§ **Direction**: Keep the pictures out of the copy and repeat the records exactly.

§ **Dataset records**:

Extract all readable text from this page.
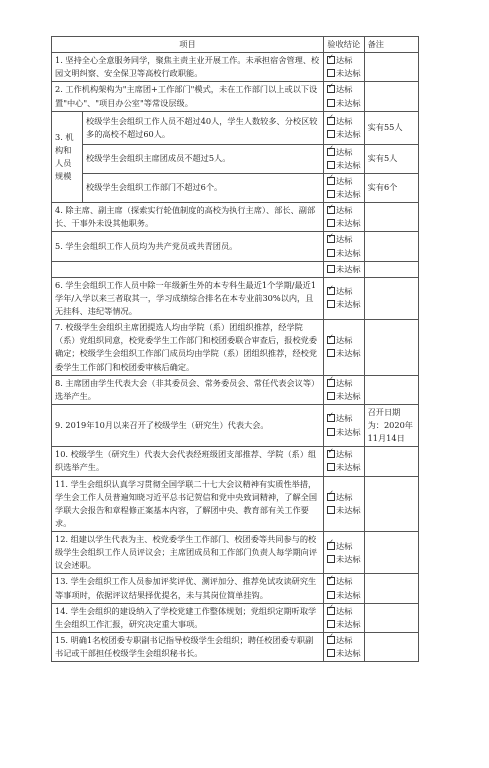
项目		验收结论	备注
1. 坚持全心全意服务同学，聚焦主责主业开展工作。未承担宿舍管理、校园文明纠察、安全保卫等高校行政职能。	
✓达标
未达标

2. 工作机构架构为"主席团+工作部门"模式，未在工作部门以上或以下设置"中心"、"项目办公室"等常设层级。	
✓达标
未达标

3. 机构和人员规模	校级学生会组织工作人员不超过40人，学生人数较多、分校区较多的高校不超过60人。	
✓达标
未达标	实有55人
	校级学生会组织主席团成员不超过5人。	
✓达标
未达标	实有5人
	校级学生会组织工作部门不超过6个。	
✓达标
未达标	实有6个
4. 除主席、副主席（探索实行轮值制度的高校为执行主席）、部长、副部长、干事外未设其他职务。	
✓达标
未达标

5. 学生会组织工作人员均为共产党员或共青团员。	
✓达标
未达标

		未达标	
6. 学生会组织工作人员中除一年级新生外的本专科生最近1个学期/最近1学年/入学以来三者取其一，学习成绩综合排名在本专业前30%以内，且无挂科、违纪等情况。	
✓达标
未达标

7. 校级学生会组织主席团提选人均由学院（系）团组织推荐，经学院（系）党组织同意，校党委学生工作部门和校团委联合审查后，报校党委确定；校级学生会组织工作部门成员均由学院（系）团组织推荐，经校党委学生工作部门和校团委审核后确定。	
✓达标
未达标

8. 主席团由学生代表大会（非其委员会、常务委员会、常任代表会议等）选举产生。	
✓达标
未达标

9. 2019年10月以来召开了校级学生（研究生）代表大会。	
✓达标
未达标	召开日期为：2020年11月14日
10. 校级学生（研究生）代表大会代表经班级团支部推荐、学院（系）组织选举产生。	
✓达标
未达标

11. 学生会组织认真学习贯彻全国学联二十七大会议精神有实质性举措，学生会工作人员普遍知晓习近平总书记贺信和党中央致词精神，了解全国学联大会报告和章程修正案基本内容，了解团中央、教育部有关工作要求。	
✓达标
未达标

12. 组建以学生代表为主、校党委学生工作部门、校团委等共同参与的校级学生会组织工作人员评议会；主席团成员和工作部门负责人每学期向评议会述职。	
✓达标
未达标

13. 学生会组织工作人员参加评奖评优、测评加分、推荐免试攻读研究生等事项时，依据评议结果择优提名，未与其岗位简单挂钩。	
✓达标
未达标

14. 学生会组织的建设纳入了学校党建工作整体规划；党组织定期听取学生会组织工作汇报，研究决定重大事项。	
✓达标
未达标

15. 明确1名校团委专职副书记指导校级学生会组织；聘任校团委专职副书记或干部担任校级学生会组织秘书长。	
✓达标
未达标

§ **Reply to the task**:
Extract all readable text from this page.
项目		验收结论	备注
1. 坚持全心全意服务同学，聚焦主责主业开展工作。未承担宿舍管理、校园文明纠察、安全保卫等高校行政职能。	
✓达标
未达标

2. 工作机构架构为"主席团+工作部门"模式，未在工作部门以上或以下设置"中心"、"项目办公室"等常设层级。	
✓达标
未达标

3. 机构和人员规模	校级学生会组织工作人员不超过40人，学生人数较多、分校区较多的高校不超过60人。	
✓达标
未达标	实有55人
	校级学生会组织主席团成员不超过5人。	
✓达标
未达标	实有5人
	校级学生会组织工作部门不超过6个。	
✓达标
未达标	实有6个
4. 除主席、副主席（探索实行轮值制度的高校为执行主席）、部长、副部长、干事外未设其他职务。	
✓达标
未达标

5. 学生会组织工作人员均为共产党员或共青团员。	
✓达标
未达标

		未达标	
6. 学生会组织工作人员中除一年级新生外的本专科生最近1个学期/最近1学年/入学以来三者取其一，学习成绩综合排名在本专业前30%以内，且无挂科、违纪等情况。	
✓达标
未达标

7. 校级学生会组织主席团提选人均由学院（系）团组织推荐，经学院（系）党组织同意，校党委学生工作部门和校团委联合审查后，报校党委确定；校级学生会组织工作部门成员均由学院（系）团组织推荐，经校党委学生工作部门和校团委审核后确定。	
✓达标
未达标

8. 主席团由学生代表大会（非其委员会、常务委员会、常任代表会议等）选举产生。	
✓达标
未达标

9. 2019年10月以来召开了校级学生（研究生）代表大会。	
✓达标
未达标	召开日期为：2020年11月14日
10. 校级学生（研究生）代表大会代表经班级团支部推荐、学院（系）组织选举产生。	
✓达标
未达标

11. 学生会组织认真学习贯彻全国学联二十七大会议精神有实质性举措，学生会工作人员普遍知晓习近平总书记贺信和党中央致词精神，了解全国学联大会报告和章程修正案基本内容，了解团中央、教育部有关工作要求。	
✓达标
未达标

12. 组建以学生代表为主、校党委学生工作部门、校团委等共同参与的校级学生会组织工作人员评议会；主席团成员和工作部门负责人每学期向评议会述职。	
✓达标
未达标

13. 学生会组织工作人员参加评奖评优、测评加分、推荐免试攻读研究生等事项时，依据评议结果择优提名，未与其岗位简单挂钩。	
✓达标
未达标

14. 学生会组织的建设纳入了学校党建工作整体规划；党组织定期听取学生会组织工作汇报，研究决定重大事项。	
✓达标
未达标

15. 明确1名校团委专职副书记指导校级学生会组织；聘任校团委专职副书记或干部担任校级学生会组织秘书长。	
✓达标
未达标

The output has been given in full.